▸ Source data:

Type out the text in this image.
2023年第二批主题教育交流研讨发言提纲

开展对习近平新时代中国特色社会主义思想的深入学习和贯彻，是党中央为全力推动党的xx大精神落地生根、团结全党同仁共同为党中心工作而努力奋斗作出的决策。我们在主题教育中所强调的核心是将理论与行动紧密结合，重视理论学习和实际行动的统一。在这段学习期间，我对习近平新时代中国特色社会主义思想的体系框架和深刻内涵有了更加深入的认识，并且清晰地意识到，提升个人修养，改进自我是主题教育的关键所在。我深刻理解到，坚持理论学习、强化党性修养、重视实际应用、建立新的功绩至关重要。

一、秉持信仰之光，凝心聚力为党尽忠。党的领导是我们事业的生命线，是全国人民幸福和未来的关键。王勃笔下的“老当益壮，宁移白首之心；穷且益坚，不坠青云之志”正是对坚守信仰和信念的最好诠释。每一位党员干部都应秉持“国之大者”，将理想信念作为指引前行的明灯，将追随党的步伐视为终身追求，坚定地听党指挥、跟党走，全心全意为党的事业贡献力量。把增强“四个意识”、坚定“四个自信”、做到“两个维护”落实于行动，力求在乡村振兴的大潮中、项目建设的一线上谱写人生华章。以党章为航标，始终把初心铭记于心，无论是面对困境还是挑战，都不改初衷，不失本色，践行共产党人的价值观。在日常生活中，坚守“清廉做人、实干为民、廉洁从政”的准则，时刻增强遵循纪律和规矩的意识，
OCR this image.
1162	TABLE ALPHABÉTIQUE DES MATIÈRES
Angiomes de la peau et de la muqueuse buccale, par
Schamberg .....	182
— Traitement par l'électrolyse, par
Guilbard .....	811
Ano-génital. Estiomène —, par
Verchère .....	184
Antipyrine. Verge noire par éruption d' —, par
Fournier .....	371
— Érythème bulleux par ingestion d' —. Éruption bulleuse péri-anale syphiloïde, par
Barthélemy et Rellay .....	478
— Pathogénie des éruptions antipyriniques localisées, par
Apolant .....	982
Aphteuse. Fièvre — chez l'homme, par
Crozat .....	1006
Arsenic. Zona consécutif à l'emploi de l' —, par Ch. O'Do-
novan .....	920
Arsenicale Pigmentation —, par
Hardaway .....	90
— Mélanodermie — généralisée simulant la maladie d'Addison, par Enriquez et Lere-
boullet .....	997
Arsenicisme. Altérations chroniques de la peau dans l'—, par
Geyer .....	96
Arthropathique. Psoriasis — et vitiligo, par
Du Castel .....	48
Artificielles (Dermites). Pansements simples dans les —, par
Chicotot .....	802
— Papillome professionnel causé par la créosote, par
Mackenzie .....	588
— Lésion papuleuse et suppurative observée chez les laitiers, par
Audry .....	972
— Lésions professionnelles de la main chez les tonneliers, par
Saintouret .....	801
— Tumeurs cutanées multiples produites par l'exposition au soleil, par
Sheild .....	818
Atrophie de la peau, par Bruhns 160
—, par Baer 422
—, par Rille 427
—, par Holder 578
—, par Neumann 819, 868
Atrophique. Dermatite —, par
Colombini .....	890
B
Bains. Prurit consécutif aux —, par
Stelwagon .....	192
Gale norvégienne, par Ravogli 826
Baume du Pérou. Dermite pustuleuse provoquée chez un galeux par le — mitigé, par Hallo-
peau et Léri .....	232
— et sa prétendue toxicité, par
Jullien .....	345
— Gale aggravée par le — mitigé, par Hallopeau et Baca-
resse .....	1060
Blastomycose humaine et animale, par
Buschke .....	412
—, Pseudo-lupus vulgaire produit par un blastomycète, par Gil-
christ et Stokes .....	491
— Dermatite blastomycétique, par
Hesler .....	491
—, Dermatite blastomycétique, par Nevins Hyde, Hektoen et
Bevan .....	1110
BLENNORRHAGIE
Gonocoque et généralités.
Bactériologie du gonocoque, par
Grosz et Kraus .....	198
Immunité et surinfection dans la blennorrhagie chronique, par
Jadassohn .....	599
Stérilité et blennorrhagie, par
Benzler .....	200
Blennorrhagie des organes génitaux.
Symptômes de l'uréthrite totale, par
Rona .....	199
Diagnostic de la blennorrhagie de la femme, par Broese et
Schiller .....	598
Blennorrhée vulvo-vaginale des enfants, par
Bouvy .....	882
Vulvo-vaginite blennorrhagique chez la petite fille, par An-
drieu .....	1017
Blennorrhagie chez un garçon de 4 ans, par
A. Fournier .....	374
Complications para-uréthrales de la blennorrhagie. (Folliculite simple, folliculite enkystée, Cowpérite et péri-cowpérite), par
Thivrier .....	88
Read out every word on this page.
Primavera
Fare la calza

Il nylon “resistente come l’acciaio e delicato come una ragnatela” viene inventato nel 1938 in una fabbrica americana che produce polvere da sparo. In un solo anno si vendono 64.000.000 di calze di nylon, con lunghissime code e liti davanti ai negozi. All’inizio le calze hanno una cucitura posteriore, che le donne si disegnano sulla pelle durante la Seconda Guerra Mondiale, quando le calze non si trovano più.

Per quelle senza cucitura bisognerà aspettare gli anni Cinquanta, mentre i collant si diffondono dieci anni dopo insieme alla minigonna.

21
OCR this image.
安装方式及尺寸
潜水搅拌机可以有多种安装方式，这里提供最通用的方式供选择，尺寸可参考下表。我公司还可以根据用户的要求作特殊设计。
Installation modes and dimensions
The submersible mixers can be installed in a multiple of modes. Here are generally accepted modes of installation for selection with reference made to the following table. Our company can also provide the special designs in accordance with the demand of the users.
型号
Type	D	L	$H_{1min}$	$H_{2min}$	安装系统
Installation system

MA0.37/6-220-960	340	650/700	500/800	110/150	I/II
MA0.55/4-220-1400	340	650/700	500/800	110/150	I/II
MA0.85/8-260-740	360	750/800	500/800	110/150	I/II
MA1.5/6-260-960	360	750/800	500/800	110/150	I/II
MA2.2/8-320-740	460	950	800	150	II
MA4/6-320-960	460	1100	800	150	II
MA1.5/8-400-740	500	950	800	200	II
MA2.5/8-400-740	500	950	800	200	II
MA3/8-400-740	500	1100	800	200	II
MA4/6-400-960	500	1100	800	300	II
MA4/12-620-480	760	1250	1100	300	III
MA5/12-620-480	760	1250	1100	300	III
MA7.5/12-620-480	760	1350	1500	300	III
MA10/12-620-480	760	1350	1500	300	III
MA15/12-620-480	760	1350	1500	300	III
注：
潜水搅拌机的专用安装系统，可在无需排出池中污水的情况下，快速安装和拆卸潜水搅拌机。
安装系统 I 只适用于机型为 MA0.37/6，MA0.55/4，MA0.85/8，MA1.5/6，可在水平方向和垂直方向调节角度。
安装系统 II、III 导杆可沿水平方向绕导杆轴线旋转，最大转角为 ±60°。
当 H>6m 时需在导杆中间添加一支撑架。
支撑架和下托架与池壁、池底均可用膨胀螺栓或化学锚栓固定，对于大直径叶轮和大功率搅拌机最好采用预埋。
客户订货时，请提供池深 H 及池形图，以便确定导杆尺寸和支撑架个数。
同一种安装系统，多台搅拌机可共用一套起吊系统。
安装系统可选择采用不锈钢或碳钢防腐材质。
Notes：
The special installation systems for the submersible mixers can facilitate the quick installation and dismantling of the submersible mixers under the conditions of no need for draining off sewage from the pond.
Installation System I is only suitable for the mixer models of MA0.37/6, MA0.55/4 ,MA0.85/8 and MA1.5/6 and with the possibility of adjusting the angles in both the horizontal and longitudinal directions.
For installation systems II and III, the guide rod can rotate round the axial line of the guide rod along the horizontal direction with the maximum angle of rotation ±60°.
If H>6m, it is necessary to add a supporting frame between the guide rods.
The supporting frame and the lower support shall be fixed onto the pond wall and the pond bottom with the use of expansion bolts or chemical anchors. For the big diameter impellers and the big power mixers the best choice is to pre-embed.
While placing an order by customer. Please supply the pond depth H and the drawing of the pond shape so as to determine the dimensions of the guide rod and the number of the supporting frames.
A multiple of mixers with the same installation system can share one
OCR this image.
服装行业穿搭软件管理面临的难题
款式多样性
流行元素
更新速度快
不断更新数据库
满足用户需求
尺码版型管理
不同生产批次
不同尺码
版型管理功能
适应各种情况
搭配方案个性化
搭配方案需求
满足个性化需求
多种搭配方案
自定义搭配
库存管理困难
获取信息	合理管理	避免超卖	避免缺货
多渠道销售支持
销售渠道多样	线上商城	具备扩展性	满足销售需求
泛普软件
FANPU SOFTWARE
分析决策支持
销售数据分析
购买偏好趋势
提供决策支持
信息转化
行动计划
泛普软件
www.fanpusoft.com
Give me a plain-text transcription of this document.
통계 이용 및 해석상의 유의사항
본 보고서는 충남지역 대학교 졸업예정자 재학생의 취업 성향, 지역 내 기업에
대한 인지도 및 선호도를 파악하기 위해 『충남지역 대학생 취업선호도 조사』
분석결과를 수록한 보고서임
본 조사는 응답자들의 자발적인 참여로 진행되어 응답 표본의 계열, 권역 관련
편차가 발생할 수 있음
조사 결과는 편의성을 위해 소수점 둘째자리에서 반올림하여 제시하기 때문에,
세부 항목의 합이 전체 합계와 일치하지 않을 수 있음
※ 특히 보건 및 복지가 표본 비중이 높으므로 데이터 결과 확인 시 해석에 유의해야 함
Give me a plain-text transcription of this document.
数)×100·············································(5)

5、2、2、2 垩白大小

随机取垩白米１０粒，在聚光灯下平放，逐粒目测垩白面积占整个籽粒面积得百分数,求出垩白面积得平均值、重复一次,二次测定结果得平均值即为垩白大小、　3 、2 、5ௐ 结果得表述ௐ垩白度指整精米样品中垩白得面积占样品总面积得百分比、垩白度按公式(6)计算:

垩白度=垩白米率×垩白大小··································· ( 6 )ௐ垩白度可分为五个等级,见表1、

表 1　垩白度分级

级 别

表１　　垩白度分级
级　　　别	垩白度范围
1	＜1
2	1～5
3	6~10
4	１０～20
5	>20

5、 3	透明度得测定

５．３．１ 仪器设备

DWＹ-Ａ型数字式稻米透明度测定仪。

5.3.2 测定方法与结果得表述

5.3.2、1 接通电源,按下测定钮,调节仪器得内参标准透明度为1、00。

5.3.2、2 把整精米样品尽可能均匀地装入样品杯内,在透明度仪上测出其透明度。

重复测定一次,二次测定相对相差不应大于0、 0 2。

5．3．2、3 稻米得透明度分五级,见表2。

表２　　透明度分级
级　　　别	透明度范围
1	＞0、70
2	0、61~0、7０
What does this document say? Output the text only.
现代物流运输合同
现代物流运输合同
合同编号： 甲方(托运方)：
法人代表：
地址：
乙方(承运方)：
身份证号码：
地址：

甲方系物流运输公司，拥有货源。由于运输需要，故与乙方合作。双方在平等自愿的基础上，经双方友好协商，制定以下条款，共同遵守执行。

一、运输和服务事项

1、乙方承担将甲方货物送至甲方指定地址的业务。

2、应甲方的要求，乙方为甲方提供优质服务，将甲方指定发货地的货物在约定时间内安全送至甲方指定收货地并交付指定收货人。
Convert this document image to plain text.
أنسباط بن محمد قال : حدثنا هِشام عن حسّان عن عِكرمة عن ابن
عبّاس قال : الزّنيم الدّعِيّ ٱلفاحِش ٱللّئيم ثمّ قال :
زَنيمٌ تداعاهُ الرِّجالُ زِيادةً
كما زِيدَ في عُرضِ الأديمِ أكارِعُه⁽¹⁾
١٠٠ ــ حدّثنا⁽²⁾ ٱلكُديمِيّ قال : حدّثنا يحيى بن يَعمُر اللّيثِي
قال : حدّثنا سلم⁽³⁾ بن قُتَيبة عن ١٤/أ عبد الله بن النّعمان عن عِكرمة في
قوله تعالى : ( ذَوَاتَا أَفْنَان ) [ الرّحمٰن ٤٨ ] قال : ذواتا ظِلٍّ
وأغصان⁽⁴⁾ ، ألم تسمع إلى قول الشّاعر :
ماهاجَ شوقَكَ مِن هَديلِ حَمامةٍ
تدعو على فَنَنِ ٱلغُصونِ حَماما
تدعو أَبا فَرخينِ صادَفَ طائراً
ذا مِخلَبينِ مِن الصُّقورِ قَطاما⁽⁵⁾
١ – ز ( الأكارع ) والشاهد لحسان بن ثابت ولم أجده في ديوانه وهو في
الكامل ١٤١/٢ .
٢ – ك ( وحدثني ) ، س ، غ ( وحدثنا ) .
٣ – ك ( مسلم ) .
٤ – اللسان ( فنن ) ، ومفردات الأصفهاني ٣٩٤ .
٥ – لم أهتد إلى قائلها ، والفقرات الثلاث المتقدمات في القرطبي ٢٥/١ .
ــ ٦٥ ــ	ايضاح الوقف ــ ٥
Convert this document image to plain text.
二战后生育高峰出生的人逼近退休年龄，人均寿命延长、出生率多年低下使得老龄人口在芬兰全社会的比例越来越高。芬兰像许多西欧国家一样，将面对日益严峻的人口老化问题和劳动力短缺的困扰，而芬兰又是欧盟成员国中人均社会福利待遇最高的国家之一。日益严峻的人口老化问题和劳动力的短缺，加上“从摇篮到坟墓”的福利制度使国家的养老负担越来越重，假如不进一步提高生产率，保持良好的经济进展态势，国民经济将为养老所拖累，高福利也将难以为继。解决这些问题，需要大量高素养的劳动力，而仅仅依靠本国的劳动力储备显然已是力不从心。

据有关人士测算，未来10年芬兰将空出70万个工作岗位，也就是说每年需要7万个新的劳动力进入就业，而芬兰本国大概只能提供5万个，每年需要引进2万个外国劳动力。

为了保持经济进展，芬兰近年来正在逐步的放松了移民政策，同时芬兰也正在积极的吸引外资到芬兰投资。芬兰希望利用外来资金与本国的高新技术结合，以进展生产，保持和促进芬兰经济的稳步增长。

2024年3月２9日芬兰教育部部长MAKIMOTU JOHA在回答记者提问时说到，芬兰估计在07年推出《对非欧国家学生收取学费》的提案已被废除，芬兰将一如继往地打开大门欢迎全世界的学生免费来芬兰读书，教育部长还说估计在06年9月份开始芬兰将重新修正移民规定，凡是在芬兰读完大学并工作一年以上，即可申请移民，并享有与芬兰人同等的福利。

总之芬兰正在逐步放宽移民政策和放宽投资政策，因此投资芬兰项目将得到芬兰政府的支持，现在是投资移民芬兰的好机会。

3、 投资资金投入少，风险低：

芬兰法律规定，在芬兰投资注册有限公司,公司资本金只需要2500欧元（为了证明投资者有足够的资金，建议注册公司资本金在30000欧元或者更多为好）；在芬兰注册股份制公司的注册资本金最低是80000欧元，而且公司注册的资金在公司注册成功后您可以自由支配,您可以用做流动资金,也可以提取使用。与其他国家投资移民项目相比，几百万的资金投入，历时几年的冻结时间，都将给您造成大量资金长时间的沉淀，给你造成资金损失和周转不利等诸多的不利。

▸ What is needed: Every line of the listing that holds "mitigé" should be found and copied.

▸ Result of the task:
Baume du Pérou. Dermite pustuleuse provoquée chez un galeux par le — mitigé, par Hallo-
— Gale aggravée par le — mitigé, par Hallopeau et Baca-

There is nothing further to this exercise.